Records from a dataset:
<<<<

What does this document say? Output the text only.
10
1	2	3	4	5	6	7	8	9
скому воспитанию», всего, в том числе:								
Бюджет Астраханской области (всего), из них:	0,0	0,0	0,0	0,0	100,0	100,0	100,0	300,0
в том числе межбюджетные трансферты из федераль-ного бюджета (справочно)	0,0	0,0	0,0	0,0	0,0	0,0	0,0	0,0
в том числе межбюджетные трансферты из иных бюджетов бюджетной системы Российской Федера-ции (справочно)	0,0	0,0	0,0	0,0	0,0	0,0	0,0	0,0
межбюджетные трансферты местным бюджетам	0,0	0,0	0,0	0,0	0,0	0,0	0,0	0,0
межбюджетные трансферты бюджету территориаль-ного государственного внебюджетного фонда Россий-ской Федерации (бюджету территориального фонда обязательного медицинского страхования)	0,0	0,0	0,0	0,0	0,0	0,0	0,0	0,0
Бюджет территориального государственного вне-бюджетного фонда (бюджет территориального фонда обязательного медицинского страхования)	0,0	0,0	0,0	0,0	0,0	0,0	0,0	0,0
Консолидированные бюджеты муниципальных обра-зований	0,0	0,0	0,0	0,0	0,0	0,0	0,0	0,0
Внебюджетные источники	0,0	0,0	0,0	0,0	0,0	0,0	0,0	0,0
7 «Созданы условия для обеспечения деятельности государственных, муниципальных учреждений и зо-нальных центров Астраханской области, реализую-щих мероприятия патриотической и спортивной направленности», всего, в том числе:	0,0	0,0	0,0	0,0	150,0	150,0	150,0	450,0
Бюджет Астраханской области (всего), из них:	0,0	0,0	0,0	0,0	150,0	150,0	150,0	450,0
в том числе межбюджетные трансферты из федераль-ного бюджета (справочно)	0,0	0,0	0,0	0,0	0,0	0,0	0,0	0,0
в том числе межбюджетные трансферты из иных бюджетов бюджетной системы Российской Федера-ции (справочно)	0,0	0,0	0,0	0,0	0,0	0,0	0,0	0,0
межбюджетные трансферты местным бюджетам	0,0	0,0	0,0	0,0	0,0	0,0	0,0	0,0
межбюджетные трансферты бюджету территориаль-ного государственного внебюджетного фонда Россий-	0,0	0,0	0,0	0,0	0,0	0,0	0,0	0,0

>>>>

* _Do this_
Give the entries once more, exactly as they appear.

* _The reply_
What does this document say? Output the text only.
10
1	2	3	4	5	6	7	8	9
скому воспитанию», всего, в том числе:								
Бюджет Астраханской области (всего), из них:	0,0	0,0	0,0	0,0	100,0	100,0	100,0	300,0
в том числе межбюджетные трансферты из федераль-ного бюджета (справочно)	0,0	0,0	0,0	0,0	0,0	0,0	0,0	0,0
в том числе межбюджетные трансферты из иных бюджетов бюджетной системы Российской Федера-ции (справочно)	0,0	0,0	0,0	0,0	0,0	0,0	0,0	0,0
межбюджетные трансферты местным бюджетам	0,0	0,0	0,0	0,0	0,0	0,0	0,0	0,0
межбюджетные трансферты бюджету территориаль-ного государственного внебюджетного фонда Россий-ской Федерации (бюджету территориального фонда обязательного медицинского страхования)	0,0	0,0	0,0	0,0	0,0	0,0	0,0	0,0
Бюджет территориального государственного вне-бюджетного фонда (бюджет территориального фонда обязательного медицинского страхования)	0,0	0,0	0,0	0,0	0,0	0,0	0,0	0,0
Консолидированные бюджеты муниципальных обра-зований	0,0	0,0	0,0	0,0	0,0	0,0	0,0	0,0
Внебюджетные источники	0,0	0,0	0,0	0,0	0,0	0,0	0,0	0,0
7 «Созданы условия для обеспечения деятельности государственных, муниципальных учреждений и зо-нальных центров Астраханской области, реализую-щих мероприятия патриотической и спортивной направленности», всего, в том числе:	0,0	0,0	0,0	0,0	150,0	150,0	150,0	450,0
Бюджет Астраханской области (всего), из них:	0,0	0,0	0,0	0,0	150,0	150,0	150,0	450,0
в том числе межбюджетные трансферты из федераль-ного бюджета (справочно)	0,0	0,0	0,0	0,0	0,0	0,0	0,0	0,0
в том числе межбюджетные трансферты из иных бюджетов бюджетной системы Российской Федера-ции (справочно)	0,0	0,0	0,0	0,0	0,0	0,0	0,0	0,0
межбюджетные трансферты местным бюджетам	0,0	0,0	0,0	0,0	0,0	0,0	0,0	0,0
межбюджетные трансферты бюджету территориаль-ного государственного внебюджетного фонда Россий-	0,0	0,0	0,0	0,0	0,0	0,0	0,0	0,0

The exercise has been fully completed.